## Set problem
Go through the material and pull out every line with the string "xlabel" in it.
------------------------------
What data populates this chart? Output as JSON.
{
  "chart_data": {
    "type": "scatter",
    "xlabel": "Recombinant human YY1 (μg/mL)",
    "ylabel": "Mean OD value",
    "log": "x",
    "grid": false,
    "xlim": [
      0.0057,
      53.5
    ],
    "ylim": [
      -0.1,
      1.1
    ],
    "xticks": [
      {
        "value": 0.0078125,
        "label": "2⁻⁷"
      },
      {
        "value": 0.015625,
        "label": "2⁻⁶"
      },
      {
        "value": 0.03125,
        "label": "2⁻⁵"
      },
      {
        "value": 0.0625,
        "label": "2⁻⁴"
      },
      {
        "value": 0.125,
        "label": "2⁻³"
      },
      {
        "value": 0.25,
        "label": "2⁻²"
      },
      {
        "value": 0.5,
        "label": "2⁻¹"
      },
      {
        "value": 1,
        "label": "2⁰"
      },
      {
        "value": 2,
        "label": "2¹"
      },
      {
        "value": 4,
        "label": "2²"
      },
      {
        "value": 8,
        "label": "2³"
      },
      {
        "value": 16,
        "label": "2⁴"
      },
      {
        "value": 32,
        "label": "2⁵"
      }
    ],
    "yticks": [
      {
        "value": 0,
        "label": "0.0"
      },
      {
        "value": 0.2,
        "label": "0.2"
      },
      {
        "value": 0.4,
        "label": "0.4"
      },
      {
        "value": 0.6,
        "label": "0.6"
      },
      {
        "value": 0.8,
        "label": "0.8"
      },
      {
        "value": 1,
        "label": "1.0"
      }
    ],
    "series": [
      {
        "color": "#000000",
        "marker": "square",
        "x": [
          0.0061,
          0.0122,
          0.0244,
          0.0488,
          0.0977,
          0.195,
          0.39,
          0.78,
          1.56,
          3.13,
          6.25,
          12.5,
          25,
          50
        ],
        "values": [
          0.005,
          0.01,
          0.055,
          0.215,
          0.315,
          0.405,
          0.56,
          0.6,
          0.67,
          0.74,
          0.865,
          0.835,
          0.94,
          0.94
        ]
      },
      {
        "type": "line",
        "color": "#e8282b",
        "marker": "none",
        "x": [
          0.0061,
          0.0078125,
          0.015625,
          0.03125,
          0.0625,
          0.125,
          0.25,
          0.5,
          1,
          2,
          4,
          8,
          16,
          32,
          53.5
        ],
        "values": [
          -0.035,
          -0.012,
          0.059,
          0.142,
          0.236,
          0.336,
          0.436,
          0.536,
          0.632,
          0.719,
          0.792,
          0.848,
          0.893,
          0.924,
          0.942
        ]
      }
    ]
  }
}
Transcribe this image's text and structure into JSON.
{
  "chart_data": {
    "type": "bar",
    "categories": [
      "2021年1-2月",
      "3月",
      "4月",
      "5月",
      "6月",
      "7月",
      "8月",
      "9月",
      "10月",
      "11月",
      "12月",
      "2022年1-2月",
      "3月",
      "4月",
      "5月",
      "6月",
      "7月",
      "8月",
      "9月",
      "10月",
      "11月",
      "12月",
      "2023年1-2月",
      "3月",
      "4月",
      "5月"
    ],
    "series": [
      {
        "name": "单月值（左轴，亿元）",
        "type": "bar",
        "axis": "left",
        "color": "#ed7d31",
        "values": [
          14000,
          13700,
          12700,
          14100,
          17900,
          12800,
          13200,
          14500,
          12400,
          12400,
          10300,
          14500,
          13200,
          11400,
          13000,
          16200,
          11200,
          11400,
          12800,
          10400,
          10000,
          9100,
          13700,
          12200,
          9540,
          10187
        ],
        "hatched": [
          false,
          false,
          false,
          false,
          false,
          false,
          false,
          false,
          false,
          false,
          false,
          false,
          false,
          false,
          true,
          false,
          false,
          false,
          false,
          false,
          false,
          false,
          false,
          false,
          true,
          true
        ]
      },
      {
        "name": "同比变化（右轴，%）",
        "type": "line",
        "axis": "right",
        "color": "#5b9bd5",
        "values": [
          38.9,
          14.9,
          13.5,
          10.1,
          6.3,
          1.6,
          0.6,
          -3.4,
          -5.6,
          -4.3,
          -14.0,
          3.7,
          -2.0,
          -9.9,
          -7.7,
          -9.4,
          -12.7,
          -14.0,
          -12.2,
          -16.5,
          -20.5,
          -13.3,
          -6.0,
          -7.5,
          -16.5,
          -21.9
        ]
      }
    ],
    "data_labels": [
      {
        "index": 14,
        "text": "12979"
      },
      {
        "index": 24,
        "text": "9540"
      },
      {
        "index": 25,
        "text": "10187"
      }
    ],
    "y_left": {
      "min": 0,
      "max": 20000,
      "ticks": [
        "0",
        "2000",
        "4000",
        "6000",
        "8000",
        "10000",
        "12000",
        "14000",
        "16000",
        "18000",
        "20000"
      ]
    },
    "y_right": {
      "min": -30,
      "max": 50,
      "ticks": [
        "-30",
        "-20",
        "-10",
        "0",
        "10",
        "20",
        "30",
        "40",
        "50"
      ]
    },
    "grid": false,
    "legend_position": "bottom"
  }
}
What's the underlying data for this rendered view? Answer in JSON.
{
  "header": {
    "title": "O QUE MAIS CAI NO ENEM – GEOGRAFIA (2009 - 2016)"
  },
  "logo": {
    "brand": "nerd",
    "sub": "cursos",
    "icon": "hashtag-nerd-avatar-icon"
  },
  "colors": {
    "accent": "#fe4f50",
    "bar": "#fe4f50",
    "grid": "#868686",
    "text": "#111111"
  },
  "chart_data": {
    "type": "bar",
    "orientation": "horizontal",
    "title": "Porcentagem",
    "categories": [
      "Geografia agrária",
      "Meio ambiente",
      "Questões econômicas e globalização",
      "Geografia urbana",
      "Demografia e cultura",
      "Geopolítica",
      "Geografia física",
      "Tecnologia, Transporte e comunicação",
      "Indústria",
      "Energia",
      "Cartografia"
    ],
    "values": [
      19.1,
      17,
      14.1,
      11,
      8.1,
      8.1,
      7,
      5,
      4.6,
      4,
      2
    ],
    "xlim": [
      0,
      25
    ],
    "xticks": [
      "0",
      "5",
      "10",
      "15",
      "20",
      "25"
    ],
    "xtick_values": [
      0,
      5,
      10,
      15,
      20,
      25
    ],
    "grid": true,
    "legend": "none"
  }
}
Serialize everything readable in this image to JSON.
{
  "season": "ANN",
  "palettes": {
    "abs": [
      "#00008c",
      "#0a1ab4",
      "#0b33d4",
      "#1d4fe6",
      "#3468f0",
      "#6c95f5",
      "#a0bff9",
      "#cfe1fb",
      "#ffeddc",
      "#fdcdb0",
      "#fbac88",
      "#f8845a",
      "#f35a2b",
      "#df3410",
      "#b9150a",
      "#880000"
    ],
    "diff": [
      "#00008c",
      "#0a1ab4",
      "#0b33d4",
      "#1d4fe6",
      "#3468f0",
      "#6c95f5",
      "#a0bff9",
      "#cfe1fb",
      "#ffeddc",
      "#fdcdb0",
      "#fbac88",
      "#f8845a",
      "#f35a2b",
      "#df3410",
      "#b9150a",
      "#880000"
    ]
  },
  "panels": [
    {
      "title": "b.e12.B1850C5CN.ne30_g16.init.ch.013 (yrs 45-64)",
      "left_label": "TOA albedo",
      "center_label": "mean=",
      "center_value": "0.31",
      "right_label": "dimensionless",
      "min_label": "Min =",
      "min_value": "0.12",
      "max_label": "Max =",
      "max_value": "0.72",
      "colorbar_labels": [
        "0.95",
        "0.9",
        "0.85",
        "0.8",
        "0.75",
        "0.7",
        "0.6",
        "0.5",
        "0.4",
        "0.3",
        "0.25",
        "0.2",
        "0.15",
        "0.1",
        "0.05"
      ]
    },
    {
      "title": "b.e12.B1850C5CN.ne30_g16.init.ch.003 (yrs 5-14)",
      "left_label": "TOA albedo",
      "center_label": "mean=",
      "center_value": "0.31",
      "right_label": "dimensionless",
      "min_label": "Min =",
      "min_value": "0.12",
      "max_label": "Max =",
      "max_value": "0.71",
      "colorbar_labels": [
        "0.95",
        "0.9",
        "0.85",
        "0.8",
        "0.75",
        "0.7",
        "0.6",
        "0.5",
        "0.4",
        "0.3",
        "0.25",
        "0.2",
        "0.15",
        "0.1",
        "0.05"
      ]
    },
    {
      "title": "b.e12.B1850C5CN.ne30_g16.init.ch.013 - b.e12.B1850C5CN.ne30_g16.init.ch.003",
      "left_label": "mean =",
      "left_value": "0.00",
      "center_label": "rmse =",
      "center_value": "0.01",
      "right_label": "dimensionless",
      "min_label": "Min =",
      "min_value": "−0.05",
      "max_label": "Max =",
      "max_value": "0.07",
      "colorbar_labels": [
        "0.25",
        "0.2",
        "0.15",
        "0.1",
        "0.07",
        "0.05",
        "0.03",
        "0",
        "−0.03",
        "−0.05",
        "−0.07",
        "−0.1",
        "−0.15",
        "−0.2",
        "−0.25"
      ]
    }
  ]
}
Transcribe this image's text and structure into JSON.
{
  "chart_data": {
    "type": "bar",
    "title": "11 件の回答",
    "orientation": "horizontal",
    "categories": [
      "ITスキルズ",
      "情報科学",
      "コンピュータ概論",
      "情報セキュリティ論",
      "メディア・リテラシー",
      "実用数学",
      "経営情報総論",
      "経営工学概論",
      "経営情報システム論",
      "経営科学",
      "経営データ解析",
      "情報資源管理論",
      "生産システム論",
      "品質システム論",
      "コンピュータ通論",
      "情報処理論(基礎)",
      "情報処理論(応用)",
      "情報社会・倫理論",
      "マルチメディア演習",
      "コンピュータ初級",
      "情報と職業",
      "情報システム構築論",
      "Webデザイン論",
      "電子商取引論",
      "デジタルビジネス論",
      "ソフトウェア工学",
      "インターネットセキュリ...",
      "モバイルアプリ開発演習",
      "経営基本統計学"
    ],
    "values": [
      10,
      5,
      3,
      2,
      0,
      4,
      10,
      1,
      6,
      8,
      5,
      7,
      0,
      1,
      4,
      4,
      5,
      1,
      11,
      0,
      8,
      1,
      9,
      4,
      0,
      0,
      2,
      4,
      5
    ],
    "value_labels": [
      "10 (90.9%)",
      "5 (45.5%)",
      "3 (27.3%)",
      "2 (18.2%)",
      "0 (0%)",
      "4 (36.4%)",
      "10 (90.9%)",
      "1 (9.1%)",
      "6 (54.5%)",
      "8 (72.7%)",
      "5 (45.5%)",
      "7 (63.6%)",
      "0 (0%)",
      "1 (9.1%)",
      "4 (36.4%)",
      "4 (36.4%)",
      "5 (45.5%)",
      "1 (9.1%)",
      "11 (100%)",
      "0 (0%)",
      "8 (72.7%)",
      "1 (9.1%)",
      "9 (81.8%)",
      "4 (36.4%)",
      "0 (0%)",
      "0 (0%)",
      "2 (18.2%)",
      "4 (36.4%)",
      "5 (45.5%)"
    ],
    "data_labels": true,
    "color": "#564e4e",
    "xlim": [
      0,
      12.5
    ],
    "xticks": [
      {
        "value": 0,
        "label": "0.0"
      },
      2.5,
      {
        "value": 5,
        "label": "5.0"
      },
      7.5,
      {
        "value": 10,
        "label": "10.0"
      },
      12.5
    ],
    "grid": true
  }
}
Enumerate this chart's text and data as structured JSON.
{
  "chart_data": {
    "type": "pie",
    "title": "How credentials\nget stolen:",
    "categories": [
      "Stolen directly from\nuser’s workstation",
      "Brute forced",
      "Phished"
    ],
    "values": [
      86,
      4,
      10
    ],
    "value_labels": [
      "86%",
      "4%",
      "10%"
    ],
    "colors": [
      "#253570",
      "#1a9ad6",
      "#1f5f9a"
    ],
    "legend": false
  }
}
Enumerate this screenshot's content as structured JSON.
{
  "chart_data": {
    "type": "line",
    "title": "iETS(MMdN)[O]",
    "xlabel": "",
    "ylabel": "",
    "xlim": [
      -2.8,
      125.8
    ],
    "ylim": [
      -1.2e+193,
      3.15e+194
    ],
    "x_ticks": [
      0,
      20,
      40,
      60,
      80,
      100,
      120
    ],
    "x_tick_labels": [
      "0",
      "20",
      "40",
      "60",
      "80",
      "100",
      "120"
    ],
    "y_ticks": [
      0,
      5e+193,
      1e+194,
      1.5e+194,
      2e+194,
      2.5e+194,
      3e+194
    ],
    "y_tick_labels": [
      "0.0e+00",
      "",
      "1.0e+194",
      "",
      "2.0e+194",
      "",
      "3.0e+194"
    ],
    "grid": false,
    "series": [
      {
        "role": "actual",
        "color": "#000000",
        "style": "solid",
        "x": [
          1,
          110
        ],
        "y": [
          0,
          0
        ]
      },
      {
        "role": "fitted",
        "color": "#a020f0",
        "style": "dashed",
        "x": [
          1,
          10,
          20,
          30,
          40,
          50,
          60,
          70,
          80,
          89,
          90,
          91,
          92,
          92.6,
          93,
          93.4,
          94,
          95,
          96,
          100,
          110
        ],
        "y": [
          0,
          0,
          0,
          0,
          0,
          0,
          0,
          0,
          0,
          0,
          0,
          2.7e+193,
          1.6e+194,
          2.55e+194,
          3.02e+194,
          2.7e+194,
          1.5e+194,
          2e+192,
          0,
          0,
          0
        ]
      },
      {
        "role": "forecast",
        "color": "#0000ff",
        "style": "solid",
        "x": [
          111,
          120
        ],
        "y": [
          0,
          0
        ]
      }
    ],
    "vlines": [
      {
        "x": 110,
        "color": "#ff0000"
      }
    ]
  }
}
------------------------------
## Output below
    "xlabel": "Recombinant human YY1 (μg/mL)",
    "xlabel": "",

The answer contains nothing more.